WHAT THIS TASK INVOLVES:
Look for "document" in each line of the entries, and return the matching lines.

─── TASK DATA

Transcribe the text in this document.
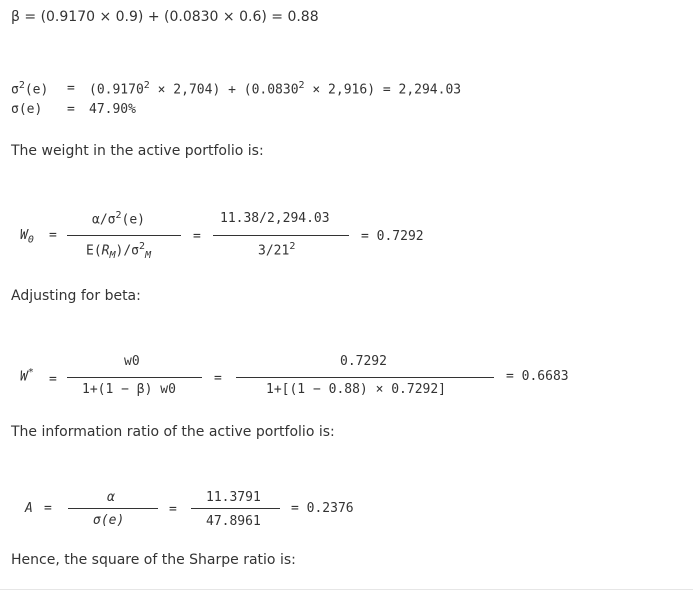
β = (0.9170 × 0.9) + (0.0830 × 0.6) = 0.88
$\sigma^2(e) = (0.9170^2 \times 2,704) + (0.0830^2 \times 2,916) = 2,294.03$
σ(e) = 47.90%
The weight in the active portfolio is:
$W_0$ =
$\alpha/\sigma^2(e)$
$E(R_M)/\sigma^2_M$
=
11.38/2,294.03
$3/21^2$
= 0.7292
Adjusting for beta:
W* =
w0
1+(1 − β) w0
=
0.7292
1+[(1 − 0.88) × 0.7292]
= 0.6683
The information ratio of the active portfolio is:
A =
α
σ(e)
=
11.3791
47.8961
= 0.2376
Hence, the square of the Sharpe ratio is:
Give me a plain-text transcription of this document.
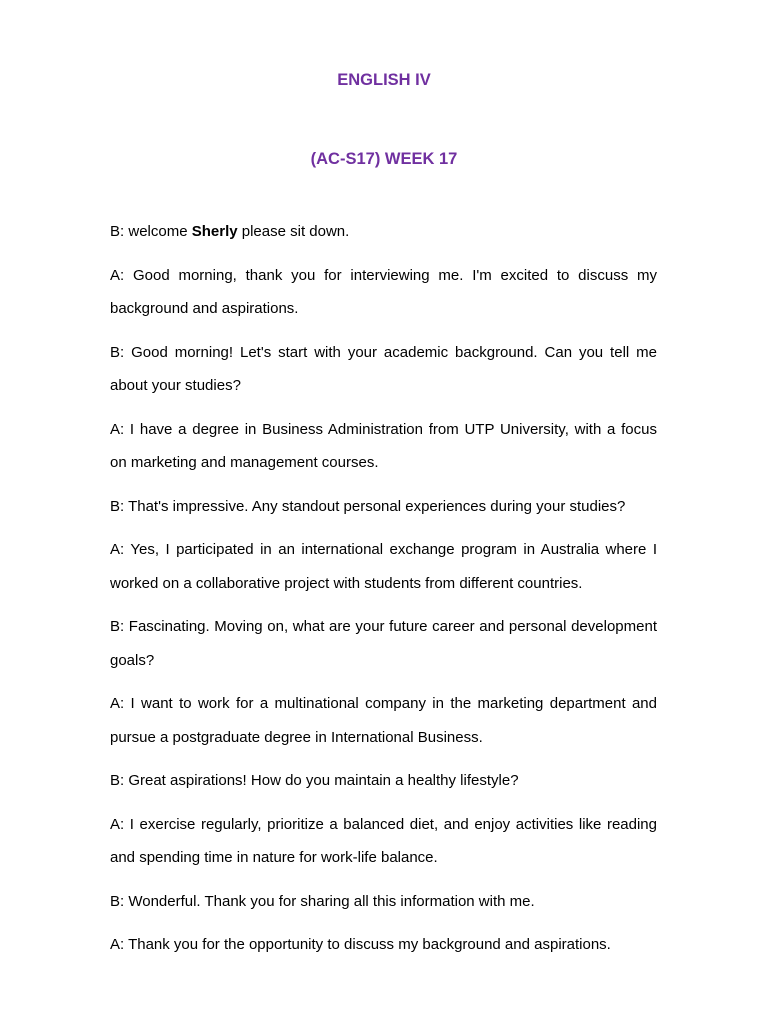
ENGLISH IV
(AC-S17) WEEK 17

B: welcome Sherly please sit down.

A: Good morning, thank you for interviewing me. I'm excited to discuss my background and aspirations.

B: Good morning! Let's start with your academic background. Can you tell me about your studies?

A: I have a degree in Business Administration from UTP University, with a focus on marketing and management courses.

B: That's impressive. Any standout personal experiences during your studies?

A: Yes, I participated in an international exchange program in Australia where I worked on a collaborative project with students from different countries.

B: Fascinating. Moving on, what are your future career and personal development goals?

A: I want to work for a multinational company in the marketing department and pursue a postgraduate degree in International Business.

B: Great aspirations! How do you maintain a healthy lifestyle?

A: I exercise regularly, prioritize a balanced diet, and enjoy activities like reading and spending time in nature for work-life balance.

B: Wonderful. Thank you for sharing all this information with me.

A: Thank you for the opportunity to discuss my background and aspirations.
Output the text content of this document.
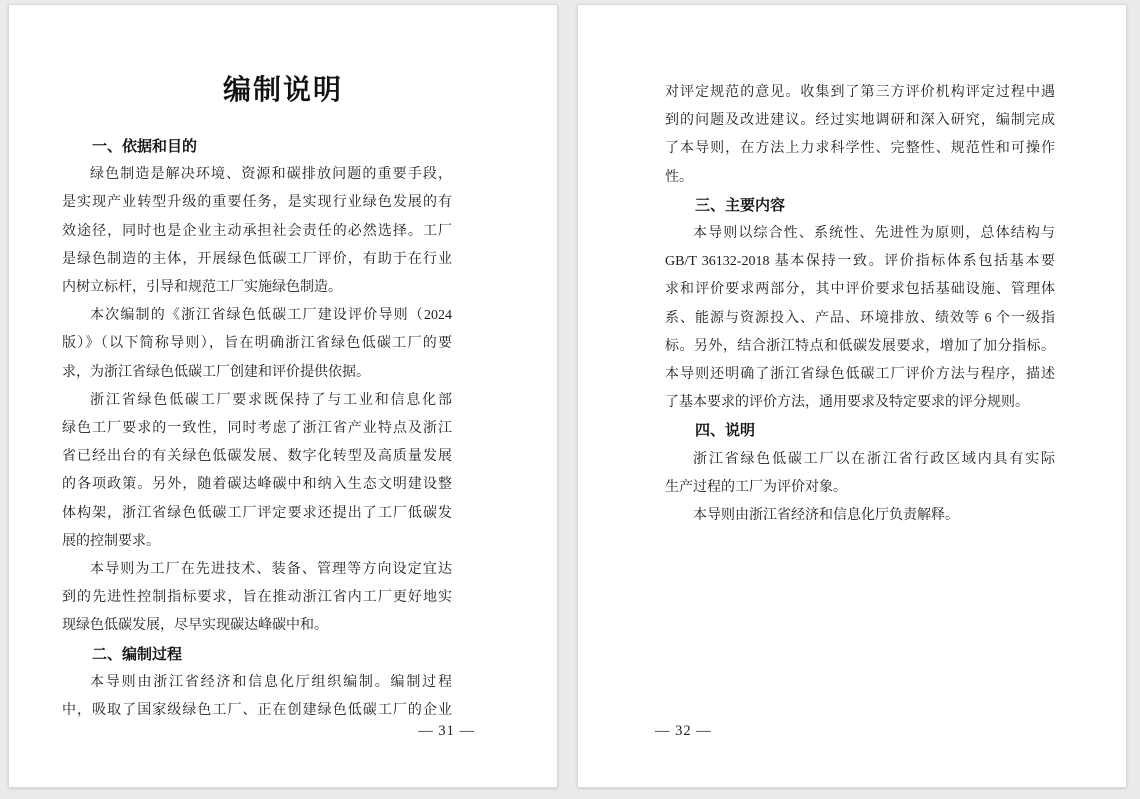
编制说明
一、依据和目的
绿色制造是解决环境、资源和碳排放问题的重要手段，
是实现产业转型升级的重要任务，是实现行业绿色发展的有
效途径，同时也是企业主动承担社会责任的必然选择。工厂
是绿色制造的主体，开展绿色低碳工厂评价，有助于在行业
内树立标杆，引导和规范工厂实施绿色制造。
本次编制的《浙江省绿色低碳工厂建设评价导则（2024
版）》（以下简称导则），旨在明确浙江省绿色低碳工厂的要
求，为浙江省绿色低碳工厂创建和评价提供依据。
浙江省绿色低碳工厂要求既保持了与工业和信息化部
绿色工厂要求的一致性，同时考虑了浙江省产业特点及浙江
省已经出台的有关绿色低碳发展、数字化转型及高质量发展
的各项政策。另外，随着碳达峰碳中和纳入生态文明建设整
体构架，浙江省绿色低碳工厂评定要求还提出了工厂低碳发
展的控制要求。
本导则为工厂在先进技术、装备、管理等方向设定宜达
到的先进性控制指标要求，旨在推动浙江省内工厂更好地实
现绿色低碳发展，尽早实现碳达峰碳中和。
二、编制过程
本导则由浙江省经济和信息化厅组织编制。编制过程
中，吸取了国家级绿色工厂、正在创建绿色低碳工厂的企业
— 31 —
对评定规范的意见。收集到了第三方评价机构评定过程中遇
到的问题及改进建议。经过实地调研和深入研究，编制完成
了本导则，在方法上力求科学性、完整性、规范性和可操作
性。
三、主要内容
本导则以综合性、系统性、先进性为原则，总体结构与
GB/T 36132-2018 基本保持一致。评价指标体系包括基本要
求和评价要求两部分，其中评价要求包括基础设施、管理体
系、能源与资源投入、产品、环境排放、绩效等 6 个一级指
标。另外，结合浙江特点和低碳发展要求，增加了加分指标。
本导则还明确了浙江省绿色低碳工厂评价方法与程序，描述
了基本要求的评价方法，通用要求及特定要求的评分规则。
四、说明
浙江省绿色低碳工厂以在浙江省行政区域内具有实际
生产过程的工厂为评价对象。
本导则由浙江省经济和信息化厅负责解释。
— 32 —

──────

EXERCISE SOLUTION:
Transcribe the text in this document.
Give me a plain-text transcription of this document.
Output the text content of this document.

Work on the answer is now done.